* [What the exercise asks]:
Tally every line of the material that includes "number", then give the tally and nothing else.

* [Data to process]:
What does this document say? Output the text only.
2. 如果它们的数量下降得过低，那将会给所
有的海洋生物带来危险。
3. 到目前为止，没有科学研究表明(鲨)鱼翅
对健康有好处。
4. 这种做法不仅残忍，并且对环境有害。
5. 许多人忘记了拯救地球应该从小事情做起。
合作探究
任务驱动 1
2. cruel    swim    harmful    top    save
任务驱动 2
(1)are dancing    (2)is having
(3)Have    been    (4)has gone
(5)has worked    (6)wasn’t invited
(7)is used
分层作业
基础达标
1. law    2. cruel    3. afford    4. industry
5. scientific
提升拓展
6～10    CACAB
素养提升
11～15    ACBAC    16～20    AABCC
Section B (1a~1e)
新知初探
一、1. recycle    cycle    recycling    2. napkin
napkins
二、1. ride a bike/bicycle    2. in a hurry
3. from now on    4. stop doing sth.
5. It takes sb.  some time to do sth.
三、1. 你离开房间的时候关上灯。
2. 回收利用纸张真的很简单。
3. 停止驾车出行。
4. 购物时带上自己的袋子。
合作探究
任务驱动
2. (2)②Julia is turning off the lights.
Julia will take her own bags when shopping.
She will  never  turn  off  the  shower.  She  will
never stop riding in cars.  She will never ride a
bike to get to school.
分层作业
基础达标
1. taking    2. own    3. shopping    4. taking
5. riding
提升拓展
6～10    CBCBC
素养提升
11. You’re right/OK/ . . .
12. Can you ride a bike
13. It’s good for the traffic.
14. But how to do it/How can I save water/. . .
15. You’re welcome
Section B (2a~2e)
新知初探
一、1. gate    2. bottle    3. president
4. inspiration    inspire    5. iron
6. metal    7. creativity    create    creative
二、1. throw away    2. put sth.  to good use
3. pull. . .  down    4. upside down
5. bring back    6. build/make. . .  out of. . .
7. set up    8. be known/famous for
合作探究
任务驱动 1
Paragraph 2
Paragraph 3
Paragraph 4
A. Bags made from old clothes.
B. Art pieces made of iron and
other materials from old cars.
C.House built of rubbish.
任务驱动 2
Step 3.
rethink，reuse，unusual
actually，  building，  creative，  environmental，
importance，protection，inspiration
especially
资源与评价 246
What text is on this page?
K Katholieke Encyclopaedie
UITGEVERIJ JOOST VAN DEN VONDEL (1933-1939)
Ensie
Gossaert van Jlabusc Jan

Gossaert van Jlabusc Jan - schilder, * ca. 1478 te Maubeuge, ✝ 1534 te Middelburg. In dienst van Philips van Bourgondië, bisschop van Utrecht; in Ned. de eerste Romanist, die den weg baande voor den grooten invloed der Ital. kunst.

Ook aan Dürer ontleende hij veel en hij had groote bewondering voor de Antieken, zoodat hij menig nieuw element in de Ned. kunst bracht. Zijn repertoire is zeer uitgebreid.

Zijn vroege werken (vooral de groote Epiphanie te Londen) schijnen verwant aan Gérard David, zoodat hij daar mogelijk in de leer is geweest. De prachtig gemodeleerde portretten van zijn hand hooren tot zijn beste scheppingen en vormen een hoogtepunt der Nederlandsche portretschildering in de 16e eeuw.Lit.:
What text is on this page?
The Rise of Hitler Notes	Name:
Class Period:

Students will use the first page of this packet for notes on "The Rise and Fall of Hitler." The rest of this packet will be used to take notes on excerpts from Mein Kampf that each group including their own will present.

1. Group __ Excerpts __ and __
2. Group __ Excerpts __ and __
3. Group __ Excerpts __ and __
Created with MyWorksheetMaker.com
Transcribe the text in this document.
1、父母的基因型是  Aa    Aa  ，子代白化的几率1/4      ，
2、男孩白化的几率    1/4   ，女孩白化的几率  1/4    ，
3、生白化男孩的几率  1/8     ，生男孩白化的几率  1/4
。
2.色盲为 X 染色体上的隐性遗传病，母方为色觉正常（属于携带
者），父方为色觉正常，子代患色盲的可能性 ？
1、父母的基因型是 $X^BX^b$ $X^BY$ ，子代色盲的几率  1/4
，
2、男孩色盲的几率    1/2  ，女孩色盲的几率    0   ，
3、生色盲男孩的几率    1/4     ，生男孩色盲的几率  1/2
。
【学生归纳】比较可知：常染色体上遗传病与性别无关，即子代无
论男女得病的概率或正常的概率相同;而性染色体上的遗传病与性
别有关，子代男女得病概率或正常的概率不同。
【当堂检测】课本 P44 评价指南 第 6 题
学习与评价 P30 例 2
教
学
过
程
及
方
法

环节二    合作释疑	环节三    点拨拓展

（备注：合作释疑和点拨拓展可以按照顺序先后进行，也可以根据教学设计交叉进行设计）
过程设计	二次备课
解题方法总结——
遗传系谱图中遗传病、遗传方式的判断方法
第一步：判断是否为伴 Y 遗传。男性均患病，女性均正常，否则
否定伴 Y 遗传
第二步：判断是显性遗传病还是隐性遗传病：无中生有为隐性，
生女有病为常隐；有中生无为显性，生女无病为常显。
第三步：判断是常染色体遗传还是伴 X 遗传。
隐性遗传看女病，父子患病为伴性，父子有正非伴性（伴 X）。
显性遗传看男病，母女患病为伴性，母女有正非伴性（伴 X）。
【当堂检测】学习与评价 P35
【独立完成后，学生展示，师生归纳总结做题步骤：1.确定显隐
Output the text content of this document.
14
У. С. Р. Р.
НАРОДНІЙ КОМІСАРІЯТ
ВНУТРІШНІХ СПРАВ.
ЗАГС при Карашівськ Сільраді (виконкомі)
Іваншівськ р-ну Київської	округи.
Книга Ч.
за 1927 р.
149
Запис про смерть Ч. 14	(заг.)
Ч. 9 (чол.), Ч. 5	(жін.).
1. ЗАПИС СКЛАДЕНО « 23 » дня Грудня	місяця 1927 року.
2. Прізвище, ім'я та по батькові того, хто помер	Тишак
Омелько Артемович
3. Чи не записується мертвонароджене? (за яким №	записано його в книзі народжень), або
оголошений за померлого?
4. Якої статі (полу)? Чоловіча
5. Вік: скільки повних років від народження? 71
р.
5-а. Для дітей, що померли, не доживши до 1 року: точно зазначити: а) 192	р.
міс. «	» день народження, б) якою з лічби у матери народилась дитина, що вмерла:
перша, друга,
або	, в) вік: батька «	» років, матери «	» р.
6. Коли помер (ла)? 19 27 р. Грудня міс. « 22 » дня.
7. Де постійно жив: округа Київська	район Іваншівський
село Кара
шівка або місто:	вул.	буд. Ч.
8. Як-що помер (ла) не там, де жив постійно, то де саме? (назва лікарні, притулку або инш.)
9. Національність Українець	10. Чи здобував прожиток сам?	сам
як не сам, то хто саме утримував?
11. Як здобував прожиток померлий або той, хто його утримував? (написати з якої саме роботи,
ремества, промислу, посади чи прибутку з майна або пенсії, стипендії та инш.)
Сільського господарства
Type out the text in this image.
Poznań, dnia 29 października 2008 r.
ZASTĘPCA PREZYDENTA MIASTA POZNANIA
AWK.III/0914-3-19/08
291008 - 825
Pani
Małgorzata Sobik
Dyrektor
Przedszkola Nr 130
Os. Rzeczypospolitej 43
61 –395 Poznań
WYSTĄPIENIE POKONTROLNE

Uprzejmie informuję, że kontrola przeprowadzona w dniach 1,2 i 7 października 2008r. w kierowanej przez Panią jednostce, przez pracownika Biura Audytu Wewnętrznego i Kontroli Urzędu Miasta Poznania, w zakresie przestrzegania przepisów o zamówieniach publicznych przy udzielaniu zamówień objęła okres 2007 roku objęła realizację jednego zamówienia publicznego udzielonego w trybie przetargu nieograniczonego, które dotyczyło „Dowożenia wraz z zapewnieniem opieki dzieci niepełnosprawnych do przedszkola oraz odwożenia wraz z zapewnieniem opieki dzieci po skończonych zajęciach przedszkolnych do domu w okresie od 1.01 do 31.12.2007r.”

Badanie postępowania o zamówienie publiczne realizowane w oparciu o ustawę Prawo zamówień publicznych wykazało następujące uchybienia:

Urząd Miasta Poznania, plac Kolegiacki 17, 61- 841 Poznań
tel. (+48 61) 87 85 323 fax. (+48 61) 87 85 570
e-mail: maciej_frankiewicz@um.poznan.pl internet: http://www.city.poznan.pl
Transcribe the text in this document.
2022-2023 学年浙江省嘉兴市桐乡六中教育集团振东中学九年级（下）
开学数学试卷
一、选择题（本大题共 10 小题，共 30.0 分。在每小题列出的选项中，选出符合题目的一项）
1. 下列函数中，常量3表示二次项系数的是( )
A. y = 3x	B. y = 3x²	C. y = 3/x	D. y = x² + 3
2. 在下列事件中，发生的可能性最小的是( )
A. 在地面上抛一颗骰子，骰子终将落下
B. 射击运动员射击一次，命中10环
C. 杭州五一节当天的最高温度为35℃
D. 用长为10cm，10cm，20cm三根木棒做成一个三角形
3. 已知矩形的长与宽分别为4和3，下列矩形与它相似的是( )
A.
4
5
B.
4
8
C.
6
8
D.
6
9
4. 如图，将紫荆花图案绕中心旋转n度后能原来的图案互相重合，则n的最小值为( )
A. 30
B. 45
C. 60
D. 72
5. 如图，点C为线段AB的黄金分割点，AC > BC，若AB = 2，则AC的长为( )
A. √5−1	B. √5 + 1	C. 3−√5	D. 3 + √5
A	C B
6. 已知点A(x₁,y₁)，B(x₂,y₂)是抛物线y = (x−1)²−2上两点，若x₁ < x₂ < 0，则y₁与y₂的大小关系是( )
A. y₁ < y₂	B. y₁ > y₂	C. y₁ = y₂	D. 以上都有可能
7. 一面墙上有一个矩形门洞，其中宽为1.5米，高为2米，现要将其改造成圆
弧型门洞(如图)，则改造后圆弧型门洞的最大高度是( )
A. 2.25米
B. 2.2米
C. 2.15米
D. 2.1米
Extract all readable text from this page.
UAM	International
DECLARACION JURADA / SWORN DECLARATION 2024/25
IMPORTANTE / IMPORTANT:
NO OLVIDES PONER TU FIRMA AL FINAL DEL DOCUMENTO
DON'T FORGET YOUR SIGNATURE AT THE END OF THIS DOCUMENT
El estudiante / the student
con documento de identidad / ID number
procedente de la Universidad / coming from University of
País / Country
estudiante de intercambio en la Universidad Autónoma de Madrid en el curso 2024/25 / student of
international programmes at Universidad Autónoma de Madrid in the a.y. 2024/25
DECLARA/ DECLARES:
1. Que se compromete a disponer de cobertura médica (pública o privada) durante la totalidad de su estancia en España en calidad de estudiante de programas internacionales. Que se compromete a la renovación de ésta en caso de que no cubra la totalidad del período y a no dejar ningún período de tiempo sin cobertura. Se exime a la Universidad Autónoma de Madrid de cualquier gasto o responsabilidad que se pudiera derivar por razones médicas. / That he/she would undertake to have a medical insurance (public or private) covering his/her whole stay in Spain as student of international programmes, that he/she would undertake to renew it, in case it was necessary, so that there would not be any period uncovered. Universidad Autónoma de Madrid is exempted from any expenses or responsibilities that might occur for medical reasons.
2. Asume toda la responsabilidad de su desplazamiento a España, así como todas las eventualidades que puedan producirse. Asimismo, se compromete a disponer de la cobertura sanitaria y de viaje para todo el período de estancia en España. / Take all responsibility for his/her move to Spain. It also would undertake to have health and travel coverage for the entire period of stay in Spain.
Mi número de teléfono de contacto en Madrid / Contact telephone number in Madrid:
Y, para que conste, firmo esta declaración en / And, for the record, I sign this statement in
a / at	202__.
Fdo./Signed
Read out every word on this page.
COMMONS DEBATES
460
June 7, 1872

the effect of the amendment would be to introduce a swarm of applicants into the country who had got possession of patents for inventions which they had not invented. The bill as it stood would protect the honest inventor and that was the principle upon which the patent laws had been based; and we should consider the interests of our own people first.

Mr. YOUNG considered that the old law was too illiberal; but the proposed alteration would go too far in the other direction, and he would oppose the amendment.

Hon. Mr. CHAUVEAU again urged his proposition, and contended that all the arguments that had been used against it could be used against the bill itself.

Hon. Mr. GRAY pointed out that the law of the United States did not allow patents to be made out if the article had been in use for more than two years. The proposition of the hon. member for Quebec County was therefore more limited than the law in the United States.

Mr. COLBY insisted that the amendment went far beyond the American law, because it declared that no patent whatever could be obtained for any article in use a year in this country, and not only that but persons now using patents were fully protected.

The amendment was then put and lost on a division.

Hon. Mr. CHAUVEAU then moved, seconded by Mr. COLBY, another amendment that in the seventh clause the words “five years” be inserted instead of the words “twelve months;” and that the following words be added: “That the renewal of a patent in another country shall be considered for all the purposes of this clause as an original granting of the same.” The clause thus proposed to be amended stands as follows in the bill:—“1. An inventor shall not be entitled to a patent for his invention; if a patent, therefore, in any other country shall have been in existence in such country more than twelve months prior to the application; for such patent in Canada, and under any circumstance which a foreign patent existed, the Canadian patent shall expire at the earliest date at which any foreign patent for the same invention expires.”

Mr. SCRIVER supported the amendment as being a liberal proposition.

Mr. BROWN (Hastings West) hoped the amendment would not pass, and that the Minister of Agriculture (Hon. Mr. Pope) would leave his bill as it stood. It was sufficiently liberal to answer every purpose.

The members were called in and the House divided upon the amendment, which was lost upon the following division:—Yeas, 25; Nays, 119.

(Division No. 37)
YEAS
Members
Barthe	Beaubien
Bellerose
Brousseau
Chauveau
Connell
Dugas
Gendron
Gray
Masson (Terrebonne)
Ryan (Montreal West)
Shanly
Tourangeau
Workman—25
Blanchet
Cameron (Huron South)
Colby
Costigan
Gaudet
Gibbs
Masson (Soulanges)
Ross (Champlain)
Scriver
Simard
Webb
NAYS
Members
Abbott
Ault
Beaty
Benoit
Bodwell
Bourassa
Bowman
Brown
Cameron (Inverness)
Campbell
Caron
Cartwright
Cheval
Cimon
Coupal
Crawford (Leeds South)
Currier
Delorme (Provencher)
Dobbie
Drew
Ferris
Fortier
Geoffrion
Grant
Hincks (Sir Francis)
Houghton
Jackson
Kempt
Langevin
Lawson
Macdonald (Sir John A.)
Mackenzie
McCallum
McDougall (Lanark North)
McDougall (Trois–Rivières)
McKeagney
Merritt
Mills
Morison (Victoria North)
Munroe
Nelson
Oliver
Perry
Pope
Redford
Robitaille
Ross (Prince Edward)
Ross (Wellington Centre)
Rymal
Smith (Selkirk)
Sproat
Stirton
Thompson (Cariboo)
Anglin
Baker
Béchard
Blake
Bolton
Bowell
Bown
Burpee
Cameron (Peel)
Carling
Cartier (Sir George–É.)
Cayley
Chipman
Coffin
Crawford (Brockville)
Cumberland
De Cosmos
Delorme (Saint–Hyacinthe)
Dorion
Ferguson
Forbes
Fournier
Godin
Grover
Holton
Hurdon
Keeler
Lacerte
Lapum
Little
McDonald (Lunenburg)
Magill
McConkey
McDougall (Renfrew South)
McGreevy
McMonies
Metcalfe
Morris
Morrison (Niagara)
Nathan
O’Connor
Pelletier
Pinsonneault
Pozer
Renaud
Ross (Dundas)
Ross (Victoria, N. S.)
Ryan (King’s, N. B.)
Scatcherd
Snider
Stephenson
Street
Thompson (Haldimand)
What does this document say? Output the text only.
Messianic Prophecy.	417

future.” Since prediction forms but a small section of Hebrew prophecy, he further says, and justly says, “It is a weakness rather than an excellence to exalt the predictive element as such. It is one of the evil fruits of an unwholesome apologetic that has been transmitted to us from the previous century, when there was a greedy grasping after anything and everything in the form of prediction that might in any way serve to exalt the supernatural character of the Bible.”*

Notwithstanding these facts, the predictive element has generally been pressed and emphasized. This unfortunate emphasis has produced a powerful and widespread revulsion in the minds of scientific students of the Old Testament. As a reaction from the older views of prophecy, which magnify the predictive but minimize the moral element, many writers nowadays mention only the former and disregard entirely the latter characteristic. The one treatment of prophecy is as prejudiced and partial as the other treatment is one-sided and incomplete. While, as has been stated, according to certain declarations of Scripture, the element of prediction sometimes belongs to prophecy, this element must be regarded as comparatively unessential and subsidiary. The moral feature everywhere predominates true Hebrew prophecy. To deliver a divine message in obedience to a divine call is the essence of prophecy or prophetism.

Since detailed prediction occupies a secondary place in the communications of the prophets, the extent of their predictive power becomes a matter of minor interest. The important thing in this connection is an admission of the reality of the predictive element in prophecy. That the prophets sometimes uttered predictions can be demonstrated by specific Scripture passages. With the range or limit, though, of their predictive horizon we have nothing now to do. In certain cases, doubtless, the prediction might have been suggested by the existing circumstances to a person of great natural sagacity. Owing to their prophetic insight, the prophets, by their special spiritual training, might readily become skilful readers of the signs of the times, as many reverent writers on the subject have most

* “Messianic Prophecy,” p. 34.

* [Finished answer]:
2